Look through the data and write out every line with the word "priv" in it.

* START Data shown *

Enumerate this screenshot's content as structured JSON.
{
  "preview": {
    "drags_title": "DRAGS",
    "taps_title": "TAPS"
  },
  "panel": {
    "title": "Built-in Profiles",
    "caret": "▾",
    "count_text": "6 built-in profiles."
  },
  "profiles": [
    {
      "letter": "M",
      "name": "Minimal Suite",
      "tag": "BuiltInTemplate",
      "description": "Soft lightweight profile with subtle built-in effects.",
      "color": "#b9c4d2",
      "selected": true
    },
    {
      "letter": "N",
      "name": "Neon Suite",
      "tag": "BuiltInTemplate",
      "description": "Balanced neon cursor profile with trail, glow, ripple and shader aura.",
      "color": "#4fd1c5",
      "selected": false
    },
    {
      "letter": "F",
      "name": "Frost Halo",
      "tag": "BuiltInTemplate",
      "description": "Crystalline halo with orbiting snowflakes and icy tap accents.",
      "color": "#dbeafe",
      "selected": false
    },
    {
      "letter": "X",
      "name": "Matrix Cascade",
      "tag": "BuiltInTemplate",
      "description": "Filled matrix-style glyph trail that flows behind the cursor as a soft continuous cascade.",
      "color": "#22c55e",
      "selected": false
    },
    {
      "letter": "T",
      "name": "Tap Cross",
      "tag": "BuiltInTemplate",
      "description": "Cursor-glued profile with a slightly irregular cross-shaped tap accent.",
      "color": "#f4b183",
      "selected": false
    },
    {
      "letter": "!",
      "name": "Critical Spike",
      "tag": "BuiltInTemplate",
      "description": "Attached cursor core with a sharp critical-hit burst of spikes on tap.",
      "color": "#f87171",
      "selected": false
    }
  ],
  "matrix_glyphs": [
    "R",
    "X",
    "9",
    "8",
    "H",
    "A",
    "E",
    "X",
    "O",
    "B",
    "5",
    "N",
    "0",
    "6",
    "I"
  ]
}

* END Data shown *
* START Data shown *

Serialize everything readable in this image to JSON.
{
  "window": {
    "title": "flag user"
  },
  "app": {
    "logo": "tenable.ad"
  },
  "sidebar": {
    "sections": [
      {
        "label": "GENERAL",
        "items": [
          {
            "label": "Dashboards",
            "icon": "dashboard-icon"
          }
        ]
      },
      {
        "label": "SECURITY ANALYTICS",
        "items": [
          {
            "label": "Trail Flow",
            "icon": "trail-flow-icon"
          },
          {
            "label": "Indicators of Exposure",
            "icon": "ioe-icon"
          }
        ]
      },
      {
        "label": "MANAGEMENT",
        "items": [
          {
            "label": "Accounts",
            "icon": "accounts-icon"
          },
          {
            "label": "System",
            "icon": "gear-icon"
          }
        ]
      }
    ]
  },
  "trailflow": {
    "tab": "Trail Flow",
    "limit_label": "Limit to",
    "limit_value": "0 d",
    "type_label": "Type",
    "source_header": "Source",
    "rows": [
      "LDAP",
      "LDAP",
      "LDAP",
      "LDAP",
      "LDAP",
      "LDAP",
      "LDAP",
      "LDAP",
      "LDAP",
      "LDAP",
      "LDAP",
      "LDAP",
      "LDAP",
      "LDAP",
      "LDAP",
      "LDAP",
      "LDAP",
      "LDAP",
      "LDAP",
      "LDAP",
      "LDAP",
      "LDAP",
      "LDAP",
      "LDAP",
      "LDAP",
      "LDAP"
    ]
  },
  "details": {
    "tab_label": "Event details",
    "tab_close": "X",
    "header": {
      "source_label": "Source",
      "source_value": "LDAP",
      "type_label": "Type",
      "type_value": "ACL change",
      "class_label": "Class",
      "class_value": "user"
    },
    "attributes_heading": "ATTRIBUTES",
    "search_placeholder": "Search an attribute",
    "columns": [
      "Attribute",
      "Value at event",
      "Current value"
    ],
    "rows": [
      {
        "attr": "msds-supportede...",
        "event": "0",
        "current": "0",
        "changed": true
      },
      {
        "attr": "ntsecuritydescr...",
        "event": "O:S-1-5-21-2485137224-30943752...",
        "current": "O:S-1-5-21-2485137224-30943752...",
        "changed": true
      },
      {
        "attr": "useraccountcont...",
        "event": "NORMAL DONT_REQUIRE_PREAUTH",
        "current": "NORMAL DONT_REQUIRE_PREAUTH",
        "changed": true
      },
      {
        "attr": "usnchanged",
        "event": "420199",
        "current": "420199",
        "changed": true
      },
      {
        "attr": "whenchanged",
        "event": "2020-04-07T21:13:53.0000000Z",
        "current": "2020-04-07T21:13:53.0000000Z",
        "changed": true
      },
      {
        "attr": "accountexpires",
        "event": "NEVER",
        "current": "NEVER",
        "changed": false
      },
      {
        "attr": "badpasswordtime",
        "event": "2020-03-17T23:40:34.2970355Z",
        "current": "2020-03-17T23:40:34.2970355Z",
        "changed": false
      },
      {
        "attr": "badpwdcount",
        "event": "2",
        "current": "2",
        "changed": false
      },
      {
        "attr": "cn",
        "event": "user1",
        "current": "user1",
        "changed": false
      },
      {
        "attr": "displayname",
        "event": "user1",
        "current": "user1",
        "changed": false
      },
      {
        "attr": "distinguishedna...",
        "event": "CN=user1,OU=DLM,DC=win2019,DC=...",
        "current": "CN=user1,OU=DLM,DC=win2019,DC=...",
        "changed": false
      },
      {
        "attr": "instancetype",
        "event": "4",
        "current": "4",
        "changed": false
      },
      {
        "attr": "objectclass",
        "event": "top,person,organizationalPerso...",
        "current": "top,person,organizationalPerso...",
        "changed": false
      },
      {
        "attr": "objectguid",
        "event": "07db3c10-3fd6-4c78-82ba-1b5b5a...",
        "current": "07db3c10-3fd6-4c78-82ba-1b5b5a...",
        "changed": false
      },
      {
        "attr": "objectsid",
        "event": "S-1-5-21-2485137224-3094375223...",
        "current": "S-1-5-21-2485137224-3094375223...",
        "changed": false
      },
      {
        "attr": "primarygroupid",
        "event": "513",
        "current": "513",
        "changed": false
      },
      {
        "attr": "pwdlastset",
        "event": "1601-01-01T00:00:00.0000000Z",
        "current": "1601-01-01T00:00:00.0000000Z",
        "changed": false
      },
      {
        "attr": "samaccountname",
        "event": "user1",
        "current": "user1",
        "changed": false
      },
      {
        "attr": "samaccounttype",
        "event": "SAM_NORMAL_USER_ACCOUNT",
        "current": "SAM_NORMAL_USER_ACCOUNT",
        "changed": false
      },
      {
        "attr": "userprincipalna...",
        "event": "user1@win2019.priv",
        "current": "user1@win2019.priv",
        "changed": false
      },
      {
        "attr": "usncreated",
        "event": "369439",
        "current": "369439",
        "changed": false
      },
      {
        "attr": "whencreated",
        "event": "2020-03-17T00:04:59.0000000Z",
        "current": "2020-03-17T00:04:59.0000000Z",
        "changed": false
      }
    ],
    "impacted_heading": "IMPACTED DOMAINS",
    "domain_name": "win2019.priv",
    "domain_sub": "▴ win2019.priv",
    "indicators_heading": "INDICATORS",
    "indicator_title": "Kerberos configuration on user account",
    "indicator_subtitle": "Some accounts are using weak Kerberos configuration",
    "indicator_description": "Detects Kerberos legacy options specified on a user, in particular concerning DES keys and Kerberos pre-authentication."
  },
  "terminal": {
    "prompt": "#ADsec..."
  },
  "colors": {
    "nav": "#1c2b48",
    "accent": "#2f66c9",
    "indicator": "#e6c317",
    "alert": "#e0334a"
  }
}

* END Data shown *

— Solved problem —
        "event": "user1@win2019.priv",
        "current": "user1@win2019.priv",
    "domain_name": "win2019.priv",
    "domain_sub": "▴ win2019.priv",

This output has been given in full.